**Your objective**
Find the lines below that contain the string "name". Copy each one.

**Records for the exercise**
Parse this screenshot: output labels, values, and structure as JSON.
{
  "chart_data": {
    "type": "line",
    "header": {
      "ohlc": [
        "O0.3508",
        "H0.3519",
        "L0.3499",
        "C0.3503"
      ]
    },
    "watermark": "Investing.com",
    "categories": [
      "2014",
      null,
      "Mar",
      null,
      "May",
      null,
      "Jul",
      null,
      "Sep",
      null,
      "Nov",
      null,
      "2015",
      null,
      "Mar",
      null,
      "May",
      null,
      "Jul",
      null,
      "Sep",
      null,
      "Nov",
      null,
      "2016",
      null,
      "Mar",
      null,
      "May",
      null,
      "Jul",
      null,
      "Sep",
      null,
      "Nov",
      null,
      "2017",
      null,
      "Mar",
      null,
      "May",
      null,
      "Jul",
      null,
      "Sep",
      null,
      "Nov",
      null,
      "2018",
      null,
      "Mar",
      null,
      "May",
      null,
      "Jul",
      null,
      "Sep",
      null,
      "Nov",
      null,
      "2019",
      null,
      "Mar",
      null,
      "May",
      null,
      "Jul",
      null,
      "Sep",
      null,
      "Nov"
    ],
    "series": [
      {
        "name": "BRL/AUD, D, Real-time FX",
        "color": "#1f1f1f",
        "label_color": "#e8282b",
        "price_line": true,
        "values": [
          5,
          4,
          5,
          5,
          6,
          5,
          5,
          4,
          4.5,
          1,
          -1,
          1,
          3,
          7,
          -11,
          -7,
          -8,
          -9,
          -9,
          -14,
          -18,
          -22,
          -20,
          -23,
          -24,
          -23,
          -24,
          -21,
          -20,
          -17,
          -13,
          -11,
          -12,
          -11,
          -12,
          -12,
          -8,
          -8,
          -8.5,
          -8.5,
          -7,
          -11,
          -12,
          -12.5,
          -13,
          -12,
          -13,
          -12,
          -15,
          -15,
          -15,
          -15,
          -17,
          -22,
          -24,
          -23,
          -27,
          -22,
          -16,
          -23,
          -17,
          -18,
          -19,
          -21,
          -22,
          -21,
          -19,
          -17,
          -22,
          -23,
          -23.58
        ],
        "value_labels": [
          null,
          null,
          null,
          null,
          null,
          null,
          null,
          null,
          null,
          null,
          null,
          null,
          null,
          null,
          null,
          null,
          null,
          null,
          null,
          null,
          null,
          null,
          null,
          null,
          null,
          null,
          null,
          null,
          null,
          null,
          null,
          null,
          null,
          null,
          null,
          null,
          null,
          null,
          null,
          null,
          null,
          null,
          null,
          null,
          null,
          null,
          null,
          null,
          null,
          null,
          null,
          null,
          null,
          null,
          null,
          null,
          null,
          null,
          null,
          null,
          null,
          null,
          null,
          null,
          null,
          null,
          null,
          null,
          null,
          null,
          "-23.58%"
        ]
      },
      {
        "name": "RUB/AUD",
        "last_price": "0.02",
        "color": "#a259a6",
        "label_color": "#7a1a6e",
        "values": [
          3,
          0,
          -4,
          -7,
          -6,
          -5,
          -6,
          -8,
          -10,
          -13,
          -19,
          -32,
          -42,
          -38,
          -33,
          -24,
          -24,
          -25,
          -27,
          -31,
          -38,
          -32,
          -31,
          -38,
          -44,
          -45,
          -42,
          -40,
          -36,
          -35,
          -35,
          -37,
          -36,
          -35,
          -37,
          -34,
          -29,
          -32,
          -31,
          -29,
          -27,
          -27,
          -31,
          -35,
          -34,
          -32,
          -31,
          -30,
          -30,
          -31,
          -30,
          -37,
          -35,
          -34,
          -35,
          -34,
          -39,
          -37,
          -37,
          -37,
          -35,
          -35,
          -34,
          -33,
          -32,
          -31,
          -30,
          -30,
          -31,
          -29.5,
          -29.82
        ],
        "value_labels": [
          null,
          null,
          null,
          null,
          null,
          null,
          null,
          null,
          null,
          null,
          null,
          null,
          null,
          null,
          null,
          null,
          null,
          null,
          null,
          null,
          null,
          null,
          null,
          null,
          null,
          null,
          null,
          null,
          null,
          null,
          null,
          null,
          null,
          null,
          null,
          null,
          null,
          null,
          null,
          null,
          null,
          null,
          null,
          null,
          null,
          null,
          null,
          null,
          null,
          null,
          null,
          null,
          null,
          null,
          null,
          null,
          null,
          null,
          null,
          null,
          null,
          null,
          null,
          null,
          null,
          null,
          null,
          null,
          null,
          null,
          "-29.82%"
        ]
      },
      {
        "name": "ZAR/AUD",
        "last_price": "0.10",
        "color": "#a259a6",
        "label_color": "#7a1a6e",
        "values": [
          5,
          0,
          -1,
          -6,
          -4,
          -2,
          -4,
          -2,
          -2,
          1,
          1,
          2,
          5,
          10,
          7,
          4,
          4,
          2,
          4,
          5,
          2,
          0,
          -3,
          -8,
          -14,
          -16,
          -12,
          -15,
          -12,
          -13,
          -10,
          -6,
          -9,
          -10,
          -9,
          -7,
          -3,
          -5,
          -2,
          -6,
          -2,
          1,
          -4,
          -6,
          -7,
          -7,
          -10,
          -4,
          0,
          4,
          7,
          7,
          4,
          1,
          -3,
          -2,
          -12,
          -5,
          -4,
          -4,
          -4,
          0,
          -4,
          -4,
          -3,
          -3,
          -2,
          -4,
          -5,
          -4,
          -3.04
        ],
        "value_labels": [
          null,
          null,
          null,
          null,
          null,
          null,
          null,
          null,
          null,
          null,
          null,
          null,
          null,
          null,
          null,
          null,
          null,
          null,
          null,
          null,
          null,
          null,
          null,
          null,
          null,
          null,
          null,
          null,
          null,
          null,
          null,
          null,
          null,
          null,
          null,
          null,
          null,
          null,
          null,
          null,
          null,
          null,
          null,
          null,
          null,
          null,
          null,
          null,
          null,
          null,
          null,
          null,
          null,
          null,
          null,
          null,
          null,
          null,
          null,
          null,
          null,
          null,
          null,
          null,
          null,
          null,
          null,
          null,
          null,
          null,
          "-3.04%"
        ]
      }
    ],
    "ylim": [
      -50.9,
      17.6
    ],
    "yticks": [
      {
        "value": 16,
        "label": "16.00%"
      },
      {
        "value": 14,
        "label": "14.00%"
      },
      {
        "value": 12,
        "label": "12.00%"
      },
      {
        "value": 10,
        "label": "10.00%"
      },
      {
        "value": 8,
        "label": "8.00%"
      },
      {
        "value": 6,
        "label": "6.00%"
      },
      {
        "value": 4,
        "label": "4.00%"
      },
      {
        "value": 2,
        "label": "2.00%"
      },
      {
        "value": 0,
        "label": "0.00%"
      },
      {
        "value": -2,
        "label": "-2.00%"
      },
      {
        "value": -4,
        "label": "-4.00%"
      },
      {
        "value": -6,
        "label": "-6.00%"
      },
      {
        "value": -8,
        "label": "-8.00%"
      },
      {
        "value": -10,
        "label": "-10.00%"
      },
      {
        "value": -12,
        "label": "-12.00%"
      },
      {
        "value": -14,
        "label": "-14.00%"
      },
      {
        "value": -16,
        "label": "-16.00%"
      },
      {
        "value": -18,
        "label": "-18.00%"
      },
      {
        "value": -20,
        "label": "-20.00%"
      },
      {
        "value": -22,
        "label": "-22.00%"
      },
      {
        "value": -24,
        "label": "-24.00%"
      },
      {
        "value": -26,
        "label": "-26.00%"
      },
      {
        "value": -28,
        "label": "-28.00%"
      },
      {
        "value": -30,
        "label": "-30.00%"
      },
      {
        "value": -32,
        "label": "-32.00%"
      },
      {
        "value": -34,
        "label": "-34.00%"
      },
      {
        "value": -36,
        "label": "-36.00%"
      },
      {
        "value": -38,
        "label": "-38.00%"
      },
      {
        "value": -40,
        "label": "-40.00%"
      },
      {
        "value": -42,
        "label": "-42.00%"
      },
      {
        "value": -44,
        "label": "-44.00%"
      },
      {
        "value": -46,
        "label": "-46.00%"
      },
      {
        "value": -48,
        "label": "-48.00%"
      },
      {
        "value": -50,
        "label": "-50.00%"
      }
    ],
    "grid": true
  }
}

**Written solution**
        "name": "BRL/AUD, D, Real-time FX",
        "name": "RUB/AUD",
        "name": "ZAR/AUD",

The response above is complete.